From the material below, list every line containing "строительства".

** start GIVEN RECORDS **

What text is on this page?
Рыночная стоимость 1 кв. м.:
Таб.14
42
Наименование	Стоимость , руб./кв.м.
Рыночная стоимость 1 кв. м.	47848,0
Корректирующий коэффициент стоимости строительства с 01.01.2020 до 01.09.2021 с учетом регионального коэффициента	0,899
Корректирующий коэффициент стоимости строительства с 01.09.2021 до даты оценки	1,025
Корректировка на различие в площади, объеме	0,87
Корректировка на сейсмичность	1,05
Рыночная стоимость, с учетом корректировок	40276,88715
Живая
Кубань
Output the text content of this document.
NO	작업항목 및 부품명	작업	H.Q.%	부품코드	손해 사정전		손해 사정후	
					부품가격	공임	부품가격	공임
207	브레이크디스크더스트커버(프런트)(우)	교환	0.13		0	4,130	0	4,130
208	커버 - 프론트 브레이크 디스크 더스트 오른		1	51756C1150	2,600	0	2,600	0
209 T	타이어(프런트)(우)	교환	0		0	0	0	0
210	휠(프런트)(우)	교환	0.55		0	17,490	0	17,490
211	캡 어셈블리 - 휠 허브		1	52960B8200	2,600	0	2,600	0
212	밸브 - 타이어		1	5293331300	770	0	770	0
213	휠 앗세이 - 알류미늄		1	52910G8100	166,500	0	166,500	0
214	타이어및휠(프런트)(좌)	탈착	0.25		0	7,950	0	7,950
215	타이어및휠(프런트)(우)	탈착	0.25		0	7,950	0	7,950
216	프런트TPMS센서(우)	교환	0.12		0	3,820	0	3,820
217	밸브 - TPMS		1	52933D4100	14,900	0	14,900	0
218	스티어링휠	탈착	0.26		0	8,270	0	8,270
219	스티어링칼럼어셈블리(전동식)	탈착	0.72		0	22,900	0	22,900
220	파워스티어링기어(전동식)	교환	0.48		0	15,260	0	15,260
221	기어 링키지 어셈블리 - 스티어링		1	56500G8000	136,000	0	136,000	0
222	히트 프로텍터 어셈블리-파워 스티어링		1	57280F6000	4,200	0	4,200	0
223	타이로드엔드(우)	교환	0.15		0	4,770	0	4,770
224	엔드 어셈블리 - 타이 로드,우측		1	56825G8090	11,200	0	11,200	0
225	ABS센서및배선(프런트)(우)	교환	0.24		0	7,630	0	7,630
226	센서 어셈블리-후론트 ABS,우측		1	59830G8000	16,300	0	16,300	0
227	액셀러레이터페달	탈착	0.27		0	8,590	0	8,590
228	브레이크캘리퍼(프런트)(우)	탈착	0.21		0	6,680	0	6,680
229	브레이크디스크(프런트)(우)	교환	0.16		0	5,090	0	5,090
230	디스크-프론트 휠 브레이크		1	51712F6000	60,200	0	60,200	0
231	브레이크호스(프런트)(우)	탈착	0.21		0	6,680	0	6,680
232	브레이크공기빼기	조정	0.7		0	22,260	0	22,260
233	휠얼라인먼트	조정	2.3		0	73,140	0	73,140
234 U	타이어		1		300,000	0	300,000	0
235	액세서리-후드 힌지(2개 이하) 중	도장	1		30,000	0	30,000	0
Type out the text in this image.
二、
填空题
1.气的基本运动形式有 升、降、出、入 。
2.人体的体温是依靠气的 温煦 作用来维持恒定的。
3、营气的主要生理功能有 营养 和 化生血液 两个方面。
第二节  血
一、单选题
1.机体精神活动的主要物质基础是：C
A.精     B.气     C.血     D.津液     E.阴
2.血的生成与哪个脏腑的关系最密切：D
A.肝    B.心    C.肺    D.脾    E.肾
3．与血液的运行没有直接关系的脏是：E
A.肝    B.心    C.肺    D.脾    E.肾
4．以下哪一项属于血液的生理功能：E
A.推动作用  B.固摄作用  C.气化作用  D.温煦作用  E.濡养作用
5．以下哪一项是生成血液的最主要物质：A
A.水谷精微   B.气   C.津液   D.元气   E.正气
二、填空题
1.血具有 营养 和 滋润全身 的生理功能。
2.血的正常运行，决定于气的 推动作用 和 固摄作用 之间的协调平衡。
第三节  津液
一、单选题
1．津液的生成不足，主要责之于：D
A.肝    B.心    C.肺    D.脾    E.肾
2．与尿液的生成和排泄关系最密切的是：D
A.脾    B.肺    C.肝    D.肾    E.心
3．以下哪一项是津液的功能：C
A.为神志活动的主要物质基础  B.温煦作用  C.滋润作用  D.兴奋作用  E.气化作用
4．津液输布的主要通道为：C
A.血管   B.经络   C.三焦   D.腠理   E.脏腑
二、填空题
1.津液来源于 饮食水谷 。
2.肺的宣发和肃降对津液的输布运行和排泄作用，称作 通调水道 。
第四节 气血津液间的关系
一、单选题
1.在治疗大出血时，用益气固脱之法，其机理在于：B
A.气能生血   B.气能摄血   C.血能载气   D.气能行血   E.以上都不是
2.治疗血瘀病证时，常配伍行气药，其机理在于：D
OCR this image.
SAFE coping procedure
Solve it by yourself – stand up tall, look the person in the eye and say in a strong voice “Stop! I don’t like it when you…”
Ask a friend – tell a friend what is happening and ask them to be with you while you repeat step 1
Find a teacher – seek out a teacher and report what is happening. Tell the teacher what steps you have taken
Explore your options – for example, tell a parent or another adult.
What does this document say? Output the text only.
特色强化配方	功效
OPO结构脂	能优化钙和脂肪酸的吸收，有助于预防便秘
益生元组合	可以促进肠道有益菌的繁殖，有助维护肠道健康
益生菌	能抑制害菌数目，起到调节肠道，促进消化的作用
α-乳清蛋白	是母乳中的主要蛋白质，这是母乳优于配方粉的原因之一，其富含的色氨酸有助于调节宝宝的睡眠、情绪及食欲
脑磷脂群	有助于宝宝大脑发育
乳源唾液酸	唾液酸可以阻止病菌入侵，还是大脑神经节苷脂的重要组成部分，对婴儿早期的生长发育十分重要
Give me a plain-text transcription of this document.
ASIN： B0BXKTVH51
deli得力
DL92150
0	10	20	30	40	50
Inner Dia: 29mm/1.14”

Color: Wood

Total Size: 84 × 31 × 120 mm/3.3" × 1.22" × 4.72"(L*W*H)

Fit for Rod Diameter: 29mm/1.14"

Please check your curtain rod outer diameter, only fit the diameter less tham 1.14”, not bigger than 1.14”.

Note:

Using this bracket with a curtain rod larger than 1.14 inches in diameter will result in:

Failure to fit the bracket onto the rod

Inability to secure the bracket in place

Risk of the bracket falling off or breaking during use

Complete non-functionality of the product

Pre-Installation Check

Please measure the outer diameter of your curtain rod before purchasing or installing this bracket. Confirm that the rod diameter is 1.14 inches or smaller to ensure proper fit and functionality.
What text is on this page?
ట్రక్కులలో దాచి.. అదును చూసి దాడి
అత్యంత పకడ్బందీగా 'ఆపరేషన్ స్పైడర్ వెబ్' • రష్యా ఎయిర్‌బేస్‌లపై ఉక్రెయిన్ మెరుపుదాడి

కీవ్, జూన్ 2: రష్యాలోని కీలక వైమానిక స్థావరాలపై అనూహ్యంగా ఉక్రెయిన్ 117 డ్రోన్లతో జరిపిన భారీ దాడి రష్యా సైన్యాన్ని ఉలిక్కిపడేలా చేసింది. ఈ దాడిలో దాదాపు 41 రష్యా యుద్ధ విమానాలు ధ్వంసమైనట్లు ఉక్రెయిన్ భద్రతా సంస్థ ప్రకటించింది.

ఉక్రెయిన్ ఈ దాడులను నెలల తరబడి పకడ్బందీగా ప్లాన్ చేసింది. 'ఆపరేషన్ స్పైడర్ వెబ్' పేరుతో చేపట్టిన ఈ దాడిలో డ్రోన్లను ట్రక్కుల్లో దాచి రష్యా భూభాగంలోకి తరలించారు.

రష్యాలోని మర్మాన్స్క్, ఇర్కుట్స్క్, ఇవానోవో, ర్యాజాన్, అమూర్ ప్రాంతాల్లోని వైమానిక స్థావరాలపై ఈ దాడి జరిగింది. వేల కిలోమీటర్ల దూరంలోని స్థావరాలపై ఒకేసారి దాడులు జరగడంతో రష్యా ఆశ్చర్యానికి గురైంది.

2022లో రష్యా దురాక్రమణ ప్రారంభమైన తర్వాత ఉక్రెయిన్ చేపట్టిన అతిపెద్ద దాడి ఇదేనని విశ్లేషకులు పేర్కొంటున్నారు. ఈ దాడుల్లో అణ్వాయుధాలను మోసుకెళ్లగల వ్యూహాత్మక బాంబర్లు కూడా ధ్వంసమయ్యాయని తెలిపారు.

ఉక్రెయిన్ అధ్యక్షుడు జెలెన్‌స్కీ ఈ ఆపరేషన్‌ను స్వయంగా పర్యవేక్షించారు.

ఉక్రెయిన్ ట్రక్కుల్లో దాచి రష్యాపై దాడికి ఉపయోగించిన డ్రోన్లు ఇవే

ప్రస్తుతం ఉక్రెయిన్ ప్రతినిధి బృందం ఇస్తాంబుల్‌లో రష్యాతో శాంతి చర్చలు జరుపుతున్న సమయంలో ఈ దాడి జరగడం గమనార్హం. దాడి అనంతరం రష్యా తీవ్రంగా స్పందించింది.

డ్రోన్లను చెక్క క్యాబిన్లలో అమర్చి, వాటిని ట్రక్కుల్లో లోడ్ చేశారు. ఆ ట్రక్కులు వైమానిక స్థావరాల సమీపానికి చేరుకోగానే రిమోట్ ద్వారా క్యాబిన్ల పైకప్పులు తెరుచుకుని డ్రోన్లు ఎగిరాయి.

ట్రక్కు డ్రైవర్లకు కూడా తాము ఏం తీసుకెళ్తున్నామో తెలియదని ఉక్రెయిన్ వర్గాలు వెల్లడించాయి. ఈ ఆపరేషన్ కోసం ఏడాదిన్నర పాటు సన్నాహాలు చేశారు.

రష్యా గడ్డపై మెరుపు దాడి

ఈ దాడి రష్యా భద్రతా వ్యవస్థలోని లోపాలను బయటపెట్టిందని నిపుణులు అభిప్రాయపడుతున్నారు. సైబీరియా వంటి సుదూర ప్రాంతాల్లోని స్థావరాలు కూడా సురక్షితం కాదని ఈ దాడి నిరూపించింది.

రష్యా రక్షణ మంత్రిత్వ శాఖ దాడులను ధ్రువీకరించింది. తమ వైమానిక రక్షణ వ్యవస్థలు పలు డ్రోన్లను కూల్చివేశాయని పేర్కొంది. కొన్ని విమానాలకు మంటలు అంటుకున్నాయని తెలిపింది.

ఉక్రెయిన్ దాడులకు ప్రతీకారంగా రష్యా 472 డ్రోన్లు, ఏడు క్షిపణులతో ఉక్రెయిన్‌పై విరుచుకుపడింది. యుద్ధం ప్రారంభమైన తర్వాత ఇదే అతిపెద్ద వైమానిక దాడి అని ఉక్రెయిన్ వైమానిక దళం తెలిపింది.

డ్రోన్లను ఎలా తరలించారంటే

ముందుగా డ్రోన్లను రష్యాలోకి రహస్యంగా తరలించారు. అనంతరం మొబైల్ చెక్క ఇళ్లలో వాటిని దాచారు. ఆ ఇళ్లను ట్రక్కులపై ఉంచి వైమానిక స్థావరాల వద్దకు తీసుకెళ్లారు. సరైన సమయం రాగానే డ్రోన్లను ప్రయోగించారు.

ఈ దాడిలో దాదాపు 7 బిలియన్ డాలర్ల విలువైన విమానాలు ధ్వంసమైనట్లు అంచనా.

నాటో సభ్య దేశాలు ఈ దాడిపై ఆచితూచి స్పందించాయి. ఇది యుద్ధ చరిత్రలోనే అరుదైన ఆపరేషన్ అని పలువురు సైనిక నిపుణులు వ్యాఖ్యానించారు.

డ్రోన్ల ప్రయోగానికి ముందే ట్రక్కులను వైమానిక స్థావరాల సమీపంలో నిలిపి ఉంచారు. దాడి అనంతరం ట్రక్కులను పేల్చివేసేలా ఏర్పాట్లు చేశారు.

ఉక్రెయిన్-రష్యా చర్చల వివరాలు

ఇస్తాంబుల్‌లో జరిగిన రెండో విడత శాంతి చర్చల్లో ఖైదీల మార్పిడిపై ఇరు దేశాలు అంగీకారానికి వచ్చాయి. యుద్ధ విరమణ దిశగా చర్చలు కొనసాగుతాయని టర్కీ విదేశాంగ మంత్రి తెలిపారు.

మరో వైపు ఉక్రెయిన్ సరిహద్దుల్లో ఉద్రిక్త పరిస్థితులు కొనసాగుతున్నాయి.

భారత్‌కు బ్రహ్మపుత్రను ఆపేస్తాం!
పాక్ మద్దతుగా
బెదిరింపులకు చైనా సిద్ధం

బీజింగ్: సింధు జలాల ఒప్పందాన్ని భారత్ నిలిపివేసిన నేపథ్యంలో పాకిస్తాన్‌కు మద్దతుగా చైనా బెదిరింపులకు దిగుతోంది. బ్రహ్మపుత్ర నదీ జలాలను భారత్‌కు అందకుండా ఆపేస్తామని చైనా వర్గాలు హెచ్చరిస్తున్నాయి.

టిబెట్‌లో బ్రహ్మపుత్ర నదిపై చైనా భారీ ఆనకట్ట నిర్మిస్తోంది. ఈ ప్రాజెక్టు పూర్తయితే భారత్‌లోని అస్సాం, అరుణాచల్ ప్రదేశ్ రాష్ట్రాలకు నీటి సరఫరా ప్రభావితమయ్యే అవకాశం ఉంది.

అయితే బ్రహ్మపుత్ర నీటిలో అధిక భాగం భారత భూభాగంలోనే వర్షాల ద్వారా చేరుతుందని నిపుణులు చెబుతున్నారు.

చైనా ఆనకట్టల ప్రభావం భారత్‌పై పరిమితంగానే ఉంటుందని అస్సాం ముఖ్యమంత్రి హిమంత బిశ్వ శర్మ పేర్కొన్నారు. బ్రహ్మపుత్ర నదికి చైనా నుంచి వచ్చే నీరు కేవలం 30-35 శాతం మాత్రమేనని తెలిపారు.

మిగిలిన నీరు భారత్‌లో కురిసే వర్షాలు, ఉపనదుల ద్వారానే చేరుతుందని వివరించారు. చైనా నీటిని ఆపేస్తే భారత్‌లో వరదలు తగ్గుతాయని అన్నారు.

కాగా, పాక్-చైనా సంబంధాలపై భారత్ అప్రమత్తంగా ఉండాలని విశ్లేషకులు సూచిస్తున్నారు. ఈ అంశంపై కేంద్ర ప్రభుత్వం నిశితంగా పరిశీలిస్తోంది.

** end GIVEN RECORDS **

RESULT FOR THIS EXERCISE –
Корректирующий коэффициент стоимости строительства с 01.01.2020 до 01.09.2021 с учетом регионального коэффициента	0,899
Корректирующий коэффициент стоимости строительства с 01.09.2021 до даты оценки	1,025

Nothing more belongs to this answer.